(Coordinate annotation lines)
* * *

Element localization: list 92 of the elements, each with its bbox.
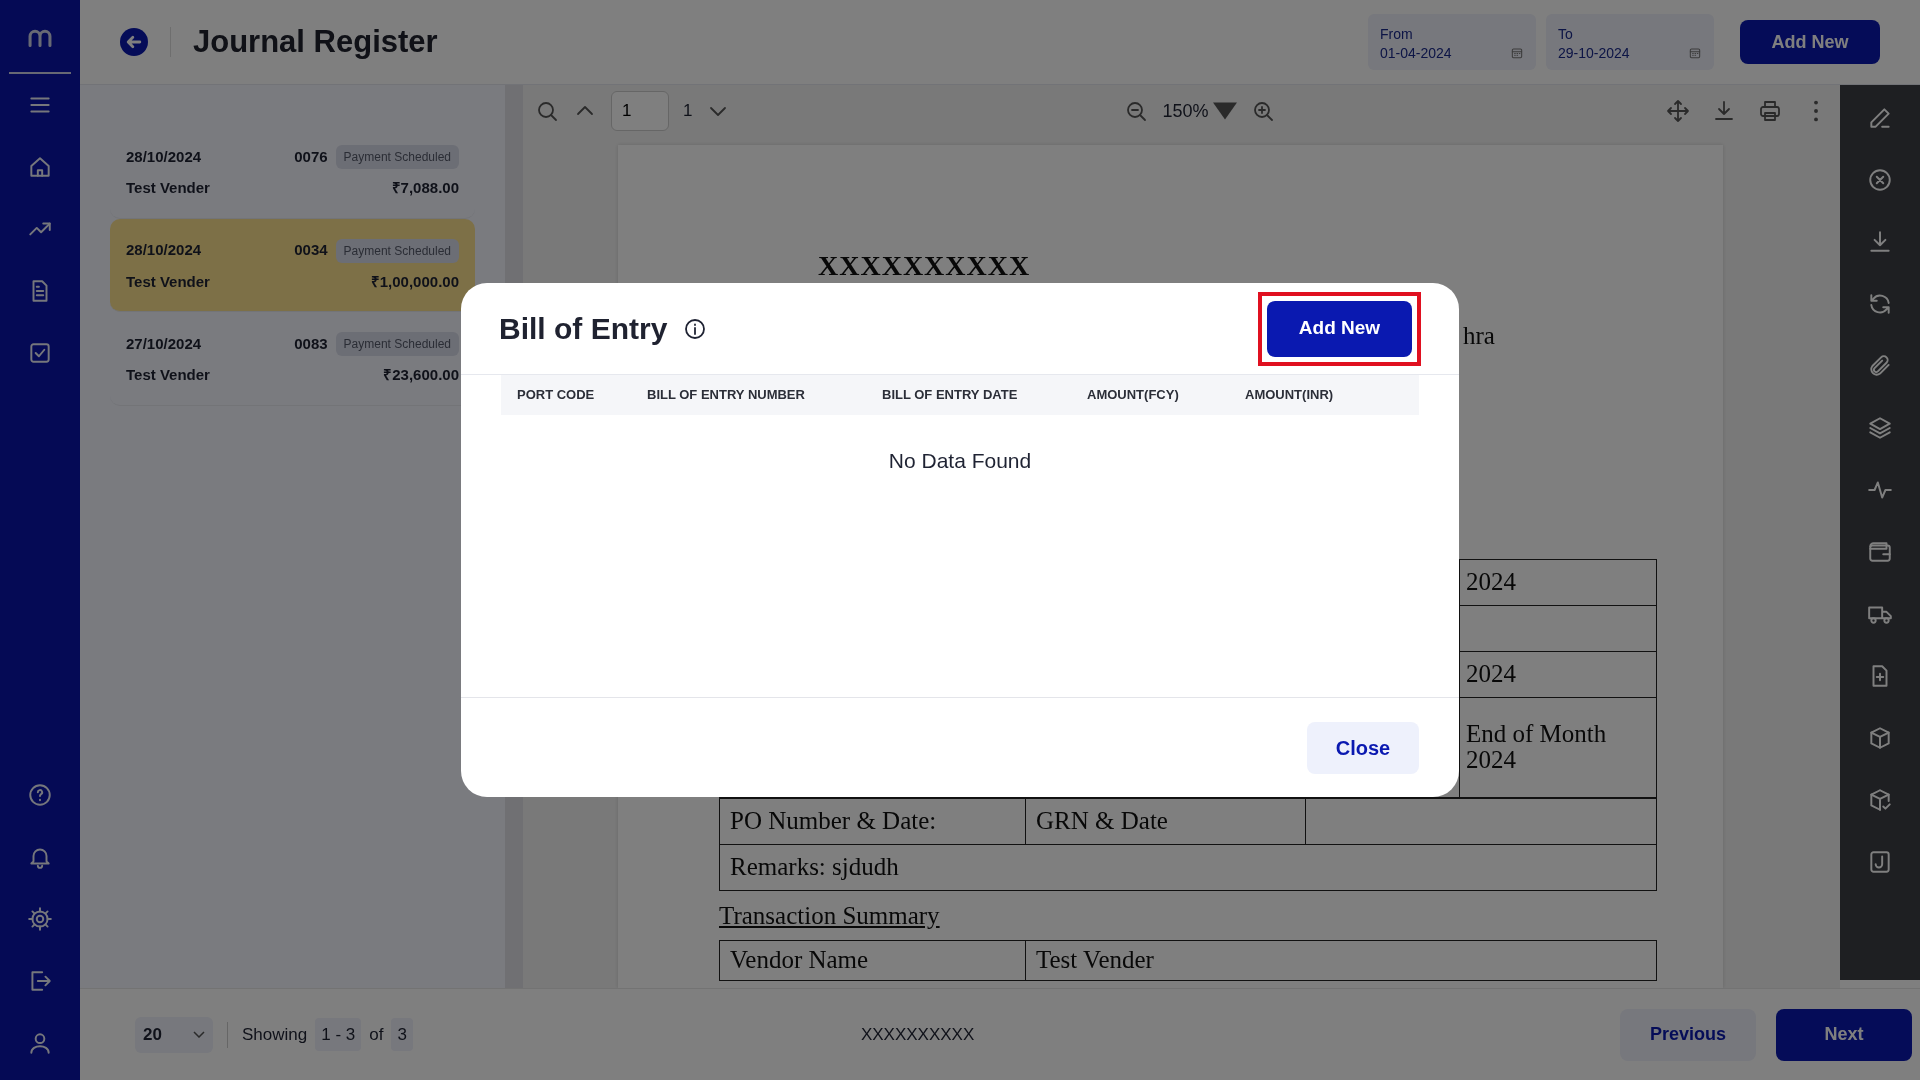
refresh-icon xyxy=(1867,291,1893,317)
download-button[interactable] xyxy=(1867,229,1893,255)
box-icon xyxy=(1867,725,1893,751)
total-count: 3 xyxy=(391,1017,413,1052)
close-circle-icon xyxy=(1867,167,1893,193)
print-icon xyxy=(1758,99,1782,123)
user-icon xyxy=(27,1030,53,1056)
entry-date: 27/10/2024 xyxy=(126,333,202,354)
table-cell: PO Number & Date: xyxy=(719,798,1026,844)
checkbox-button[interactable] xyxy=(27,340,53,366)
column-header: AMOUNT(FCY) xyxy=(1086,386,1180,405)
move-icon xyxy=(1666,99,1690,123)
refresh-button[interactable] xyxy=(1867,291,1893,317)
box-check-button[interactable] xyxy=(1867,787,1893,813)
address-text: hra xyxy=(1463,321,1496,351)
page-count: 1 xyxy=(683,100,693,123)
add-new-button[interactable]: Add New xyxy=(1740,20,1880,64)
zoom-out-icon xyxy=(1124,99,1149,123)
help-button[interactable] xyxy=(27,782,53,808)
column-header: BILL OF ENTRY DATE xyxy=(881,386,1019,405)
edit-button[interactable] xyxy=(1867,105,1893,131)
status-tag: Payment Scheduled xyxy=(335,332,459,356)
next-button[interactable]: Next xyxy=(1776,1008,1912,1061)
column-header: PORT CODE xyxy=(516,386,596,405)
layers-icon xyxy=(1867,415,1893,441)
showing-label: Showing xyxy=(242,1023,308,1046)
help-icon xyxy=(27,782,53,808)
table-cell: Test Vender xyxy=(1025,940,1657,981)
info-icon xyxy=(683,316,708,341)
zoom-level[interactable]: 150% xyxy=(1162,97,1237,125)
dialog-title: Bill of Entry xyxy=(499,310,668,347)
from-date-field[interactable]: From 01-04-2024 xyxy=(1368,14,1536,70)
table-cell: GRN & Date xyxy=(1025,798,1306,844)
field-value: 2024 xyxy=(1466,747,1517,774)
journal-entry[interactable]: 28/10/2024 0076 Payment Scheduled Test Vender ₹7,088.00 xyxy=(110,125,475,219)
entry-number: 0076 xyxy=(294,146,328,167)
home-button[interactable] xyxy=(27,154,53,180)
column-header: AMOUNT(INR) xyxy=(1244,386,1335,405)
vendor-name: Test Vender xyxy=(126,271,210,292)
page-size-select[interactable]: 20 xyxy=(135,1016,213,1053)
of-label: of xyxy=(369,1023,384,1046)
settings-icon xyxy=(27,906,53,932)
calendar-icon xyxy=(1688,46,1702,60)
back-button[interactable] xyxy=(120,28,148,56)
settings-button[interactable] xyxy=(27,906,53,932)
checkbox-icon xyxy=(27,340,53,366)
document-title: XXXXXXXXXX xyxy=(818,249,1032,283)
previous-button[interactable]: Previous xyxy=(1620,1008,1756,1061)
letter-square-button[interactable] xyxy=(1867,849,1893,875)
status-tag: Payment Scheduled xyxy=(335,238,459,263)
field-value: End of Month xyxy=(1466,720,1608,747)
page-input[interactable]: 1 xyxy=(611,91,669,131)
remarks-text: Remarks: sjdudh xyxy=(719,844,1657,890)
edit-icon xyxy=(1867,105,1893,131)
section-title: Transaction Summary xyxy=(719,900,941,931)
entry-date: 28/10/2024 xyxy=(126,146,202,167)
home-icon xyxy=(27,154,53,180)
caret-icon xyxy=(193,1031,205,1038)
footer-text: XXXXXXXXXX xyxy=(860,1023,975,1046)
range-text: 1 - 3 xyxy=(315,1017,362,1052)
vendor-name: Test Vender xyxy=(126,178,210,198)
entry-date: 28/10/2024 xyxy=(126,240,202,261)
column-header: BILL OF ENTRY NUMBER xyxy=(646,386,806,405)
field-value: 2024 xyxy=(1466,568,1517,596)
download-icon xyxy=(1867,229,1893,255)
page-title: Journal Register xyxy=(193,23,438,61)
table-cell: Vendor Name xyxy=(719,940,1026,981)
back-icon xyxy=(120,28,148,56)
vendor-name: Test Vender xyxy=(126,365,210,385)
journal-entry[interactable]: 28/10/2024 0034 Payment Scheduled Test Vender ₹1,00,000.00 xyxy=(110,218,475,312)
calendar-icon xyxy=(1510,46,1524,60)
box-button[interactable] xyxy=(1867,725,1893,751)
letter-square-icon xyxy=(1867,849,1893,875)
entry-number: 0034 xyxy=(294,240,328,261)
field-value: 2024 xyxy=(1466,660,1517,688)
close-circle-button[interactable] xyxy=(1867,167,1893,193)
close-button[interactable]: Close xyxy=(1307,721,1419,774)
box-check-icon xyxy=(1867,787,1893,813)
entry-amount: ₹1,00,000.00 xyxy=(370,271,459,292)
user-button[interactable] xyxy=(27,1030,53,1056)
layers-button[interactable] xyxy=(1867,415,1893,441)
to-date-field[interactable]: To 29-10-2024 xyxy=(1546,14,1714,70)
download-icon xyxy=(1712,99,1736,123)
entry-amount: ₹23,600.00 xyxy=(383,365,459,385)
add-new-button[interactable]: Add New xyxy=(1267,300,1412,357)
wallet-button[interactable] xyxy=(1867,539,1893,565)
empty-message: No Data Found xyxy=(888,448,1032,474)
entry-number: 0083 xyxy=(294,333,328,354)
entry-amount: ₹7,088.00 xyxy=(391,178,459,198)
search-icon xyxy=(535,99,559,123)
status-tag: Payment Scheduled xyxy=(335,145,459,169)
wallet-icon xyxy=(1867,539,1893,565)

* * *

> [AIM OF THE TASK] Quote all the lines above verbatim, omitting the pictures.

> [RESULT]
Element localization: list 92 of the elements, each with its bbox.
refresh-icon xyxy=(1867,291,1893,317)
download-button[interactable] xyxy=(1867,229,1893,255)
box-icon xyxy=(1867,725,1893,751)
total-count: 3 xyxy=(391,1017,413,1052)
close-circle-icon xyxy=(1867,167,1893,193)
print-icon xyxy=(1758,99,1782,123)
user-icon xyxy=(27,1030,53,1056)
entry-date: 27/10/2024 xyxy=(126,333,202,354)
table-cell: PO Number & Date: xyxy=(719,798,1026,844)
checkbox-button[interactable] xyxy=(27,340,53,366)
column-header: AMOUNT(FCY) xyxy=(1086,386,1180,405)
move-icon xyxy=(1666,99,1690,123)
refresh-button[interactable] xyxy=(1867,291,1893,317)
box-check-button[interactable] xyxy=(1867,787,1893,813)
address-text: hra xyxy=(1463,321,1496,351)
page-count: 1 xyxy=(683,100,693,123)
add-new-button[interactable]: Add New xyxy=(1740,20,1880,64)
zoom-out-icon xyxy=(1124,99,1149,123)
help-button[interactable] xyxy=(27,782,53,808)
column-header: BILL OF ENTRY DATE xyxy=(881,386,1019,405)
edit-button[interactable] xyxy=(1867,105,1893,131)
status-tag: Payment Scheduled xyxy=(335,332,459,356)
next-button[interactable]: Next xyxy=(1776,1008,1912,1061)
column-header: PORT CODE xyxy=(516,386,596,405)
layers-icon xyxy=(1867,415,1893,441)
showing-label: Showing xyxy=(242,1023,308,1046)
help-icon xyxy=(27,782,53,808)
table-cell: Test Vender xyxy=(1025,940,1657,981)
info-icon xyxy=(683,316,708,341)
zoom-level[interactable]: 150% xyxy=(1162,97,1237,125)
dialog-title: Bill of Entry xyxy=(499,310,668,347)
from-date-field[interactable]: From 01-04-2024 xyxy=(1368,14,1536,70)
table-cell: GRN & Date xyxy=(1025,798,1306,844)
field-value: 2024 xyxy=(1466,747,1517,774)
journal-entry[interactable]: 28/10/2024 0076 Payment Scheduled Test Vender ₹7,088.00 xyxy=(110,125,475,219)
entry-number: 0076 xyxy=(294,146,328,167)
home-button[interactable] xyxy=(27,154,53,180)
column-header: AMOUNT(INR) xyxy=(1244,386,1335,405)
vendor-name: Test Vender xyxy=(126,271,210,292)
page-size-select[interactable]: 20 xyxy=(135,1016,213,1053)
of-label: of xyxy=(369,1023,384,1046)
settings-icon xyxy=(27,906,53,932)
calendar-icon xyxy=(1688,46,1702,60)
back-button[interactable] xyxy=(120,28,148,56)
settings-button[interactable] xyxy=(27,906,53,932)
checkbox-icon xyxy=(27,340,53,366)
document-title: XXXXXXXXXX xyxy=(818,249,1032,283)
previous-button[interactable]: Previous xyxy=(1620,1008,1756,1061)
letter-square-button[interactable] xyxy=(1867,849,1893,875)
status-tag: Payment Scheduled xyxy=(335,238,459,263)
field-value: End of Month xyxy=(1466,720,1608,747)
page-input[interactable]: 1 xyxy=(611,91,669,131)
remarks-text: Remarks: sjdudh xyxy=(719,844,1657,890)
edit-icon xyxy=(1867,105,1893,131)
section-title: Transaction Summary xyxy=(719,900,941,931)
entry-date: 28/10/2024 xyxy=(126,146,202,167)
home-icon xyxy=(27,154,53,180)
caret-icon xyxy=(193,1031,205,1038)
footer-text: XXXXXXXXXX xyxy=(860,1023,975,1046)
range-text: 1 - 3 xyxy=(315,1017,362,1052)
vendor-name: Test Vender xyxy=(126,178,210,198)
entry-date: 28/10/2024 xyxy=(126,240,202,261)
column-header: BILL OF ENTRY NUMBER xyxy=(646,386,806,405)
field-value: 2024 xyxy=(1466,568,1517,596)
download-icon xyxy=(1867,229,1893,255)
page-title: Journal Register xyxy=(193,23,438,61)
table-cell: Vendor Name xyxy=(719,940,1026,981)
back-icon xyxy=(120,28,148,56)
vendor-name: Test Vender xyxy=(126,365,210,385)
journal-entry[interactable]: 28/10/2024 0034 Payment Scheduled Test Vender ₹1,00,000.00 xyxy=(110,218,475,312)
calendar-icon xyxy=(1510,46,1524,60)
box-button[interactable] xyxy=(1867,725,1893,751)
letter-square-icon xyxy=(1867,849,1893,875)
entry-number: 0034 xyxy=(294,240,328,261)
field-value: 2024 xyxy=(1466,660,1517,688)
close-circle-button[interactable] xyxy=(1867,167,1893,193)
close-button[interactable]: Close xyxy=(1307,721,1419,774)
box-check-icon xyxy=(1867,787,1893,813)
entry-amount: ₹1,00,000.00 xyxy=(370,271,459,292)
user-button[interactable] xyxy=(27,1030,53,1056)
layers-button[interactable] xyxy=(1867,415,1893,441)
to-date-field[interactable]: To 29-10-2024 xyxy=(1546,14,1714,70)
download-icon xyxy=(1712,99,1736,123)
entry-amount: ₹23,600.00 xyxy=(383,365,459,385)
add-new-button[interactable]: Add New xyxy=(1267,300,1412,357)
wallet-button[interactable] xyxy=(1867,539,1893,565)
empty-message: No Data Found xyxy=(888,448,1032,474)
entry-number: 0083 xyxy=(294,333,328,354)
entry-amount: ₹7,088.00 xyxy=(391,178,459,198)
search-icon xyxy=(535,99,559,123)
status-tag: Payment Scheduled xyxy=(335,145,459,169)
wallet-icon xyxy=(1867,539,1893,565)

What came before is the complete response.